What is needed is an exact copy of all the entries.

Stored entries
■ ■ ■
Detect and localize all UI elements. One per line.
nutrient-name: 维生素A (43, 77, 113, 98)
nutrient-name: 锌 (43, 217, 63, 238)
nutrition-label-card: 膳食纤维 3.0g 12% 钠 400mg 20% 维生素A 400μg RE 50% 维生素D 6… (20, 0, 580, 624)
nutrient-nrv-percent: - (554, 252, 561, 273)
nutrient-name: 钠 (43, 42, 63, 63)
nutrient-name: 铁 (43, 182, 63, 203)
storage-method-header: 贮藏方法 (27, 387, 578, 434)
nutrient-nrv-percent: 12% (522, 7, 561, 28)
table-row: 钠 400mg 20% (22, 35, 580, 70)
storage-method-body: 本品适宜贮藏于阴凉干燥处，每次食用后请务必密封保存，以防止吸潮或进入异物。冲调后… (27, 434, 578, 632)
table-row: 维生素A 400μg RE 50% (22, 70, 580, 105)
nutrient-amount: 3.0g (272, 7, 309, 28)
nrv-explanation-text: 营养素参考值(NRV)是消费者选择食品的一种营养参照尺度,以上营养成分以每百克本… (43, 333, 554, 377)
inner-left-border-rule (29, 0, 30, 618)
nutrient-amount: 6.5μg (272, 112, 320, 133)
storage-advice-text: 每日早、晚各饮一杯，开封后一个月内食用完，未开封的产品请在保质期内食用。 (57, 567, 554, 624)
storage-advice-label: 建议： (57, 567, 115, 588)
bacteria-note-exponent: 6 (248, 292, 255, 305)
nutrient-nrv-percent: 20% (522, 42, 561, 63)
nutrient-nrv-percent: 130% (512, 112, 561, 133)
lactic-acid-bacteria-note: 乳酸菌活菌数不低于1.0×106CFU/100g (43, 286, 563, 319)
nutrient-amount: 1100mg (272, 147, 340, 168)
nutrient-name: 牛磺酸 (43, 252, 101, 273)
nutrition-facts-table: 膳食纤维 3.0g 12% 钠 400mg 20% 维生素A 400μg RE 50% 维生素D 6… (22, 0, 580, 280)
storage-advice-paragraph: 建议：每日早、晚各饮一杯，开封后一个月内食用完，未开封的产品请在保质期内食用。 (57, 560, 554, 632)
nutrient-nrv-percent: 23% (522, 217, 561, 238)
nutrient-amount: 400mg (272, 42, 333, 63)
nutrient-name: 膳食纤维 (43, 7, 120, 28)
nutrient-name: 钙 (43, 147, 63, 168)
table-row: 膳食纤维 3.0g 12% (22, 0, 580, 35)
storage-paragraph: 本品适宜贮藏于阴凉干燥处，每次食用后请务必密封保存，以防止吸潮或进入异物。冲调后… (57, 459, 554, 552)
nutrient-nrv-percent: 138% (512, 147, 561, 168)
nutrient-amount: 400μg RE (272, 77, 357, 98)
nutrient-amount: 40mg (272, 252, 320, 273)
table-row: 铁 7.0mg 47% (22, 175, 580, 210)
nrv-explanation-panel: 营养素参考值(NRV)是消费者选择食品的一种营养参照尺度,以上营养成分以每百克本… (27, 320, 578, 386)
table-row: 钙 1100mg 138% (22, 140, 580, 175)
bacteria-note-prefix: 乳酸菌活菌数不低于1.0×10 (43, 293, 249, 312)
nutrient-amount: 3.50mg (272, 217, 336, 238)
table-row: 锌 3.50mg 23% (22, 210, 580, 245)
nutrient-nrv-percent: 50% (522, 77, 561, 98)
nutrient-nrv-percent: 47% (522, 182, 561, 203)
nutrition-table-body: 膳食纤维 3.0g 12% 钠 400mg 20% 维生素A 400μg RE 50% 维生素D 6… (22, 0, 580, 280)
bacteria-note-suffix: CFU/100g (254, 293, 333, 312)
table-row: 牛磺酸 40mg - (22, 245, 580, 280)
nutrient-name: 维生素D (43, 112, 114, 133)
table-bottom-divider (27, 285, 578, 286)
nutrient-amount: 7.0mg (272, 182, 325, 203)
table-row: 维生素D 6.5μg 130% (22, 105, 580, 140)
■ ■ ■
**Result:**
Detect and localize all UI elements. One per line.
nutrient-name: 维生素A (43, 77, 113, 98)
nutrient-name: 锌 (43, 217, 63, 238)
nutrition-label-card: 膳食纤维 3.0g 12% 钠 400mg 20% 维生素A 400μg RE 50% 维生素D 6… (20, 0, 580, 624)
nutrient-nrv-percent: - (554, 252, 561, 273)
nutrient-name: 钠 (43, 42, 63, 63)
nutrient-name: 铁 (43, 182, 63, 203)
storage-method-header: 贮藏方法 (27, 387, 578, 434)
nutrient-nrv-percent: 12% (522, 7, 561, 28)
table-row: 钠 400mg 20% (22, 35, 580, 70)
storage-method-body: 本品适宜贮藏于阴凉干燥处，每次食用后请务必密封保存，以防止吸潮或进入异物。冲调后… (27, 434, 578, 632)
table-row: 维生素A 400μg RE 50% (22, 70, 580, 105)
nutrient-amount: 3.0g (272, 7, 309, 28)
nrv-explanation-text: 营养素参考值(NRV)是消费者选择食品的一种营养参照尺度,以上营养成分以每百克本… (43, 333, 554, 377)
inner-left-border-rule (29, 0, 30, 618)
nutrient-amount: 6.5μg (272, 112, 320, 133)
storage-advice-text: 每日早、晚各饮一杯，开封后一个月内食用完，未开封的产品请在保质期内食用。 (57, 567, 554, 624)
storage-advice-label: 建议： (57, 567, 115, 588)
bacteria-note-exponent: 6 (248, 292, 255, 305)
nutrient-nrv-percent: 20% (522, 42, 561, 63)
nutrient-nrv-percent: 130% (512, 112, 561, 133)
lactic-acid-bacteria-note: 乳酸菌活菌数不低于1.0×106CFU/100g (43, 286, 563, 319)
nutrient-amount: 1100mg (272, 147, 340, 168)
nutrient-name: 牛磺酸 (43, 252, 101, 273)
nutrition-facts-table: 膳食纤维 3.0g 12% 钠 400mg 20% 维生素A 400μg RE 50% 维生素D 6… (22, 0, 580, 280)
storage-advice-paragraph: 建议：每日早、晚各饮一杯，开封后一个月内食用完，未开封的产品请在保质期内食用。 (57, 560, 554, 632)
nutrient-nrv-percent: 23% (522, 217, 561, 238)
nutrient-amount: 400mg (272, 42, 333, 63)
nutrient-name: 膳食纤维 (43, 7, 120, 28)
nutrient-name: 钙 (43, 147, 63, 168)
table-row: 膳食纤维 3.0g 12% (22, 0, 580, 35)
storage-paragraph: 本品适宜贮藏于阴凉干燥处，每次食用后请务必密封保存，以防止吸潮或进入异物。冲调后… (57, 459, 554, 552)
nutrient-nrv-percent: 138% (512, 147, 561, 168)
nutrient-amount: 400μg RE (272, 77, 357, 98)
nutrient-amount: 40mg (272, 252, 320, 273)
table-row: 铁 7.0mg 47% (22, 175, 580, 210)
nrv-explanation-panel: 营养素参考值(NRV)是消费者选择食品的一种营养参照尺度,以上营养成分以每百克本… (27, 320, 578, 386)
table-row: 钙 1100mg 138% (22, 140, 580, 175)
bacteria-note-prefix: 乳酸菌活菌数不低于1.0×10 (43, 293, 249, 312)
nutrient-amount: 3.50mg (272, 217, 336, 238)
table-row: 锌 3.50mg 23% (22, 210, 580, 245)
nutrient-nrv-percent: 50% (522, 77, 561, 98)
nutrient-nrv-percent: 47% (522, 182, 561, 203)
nutrition-table-body: 膳食纤维 3.0g 12% 钠 400mg 20% 维生素A 400μg RE 50% 维生素D 6… (22, 0, 580, 280)
bacteria-note-suffix: CFU/100g (254, 293, 333, 312)
table-row: 牛磺酸 40mg - (22, 245, 580, 280)
nutrient-name: 维生素D (43, 112, 114, 133)
table-bottom-divider (27, 285, 578, 286)
nutrient-amount: 7.0mg (272, 182, 325, 203)
table-row: 维生素D 6.5μg 130% (22, 105, 580, 140)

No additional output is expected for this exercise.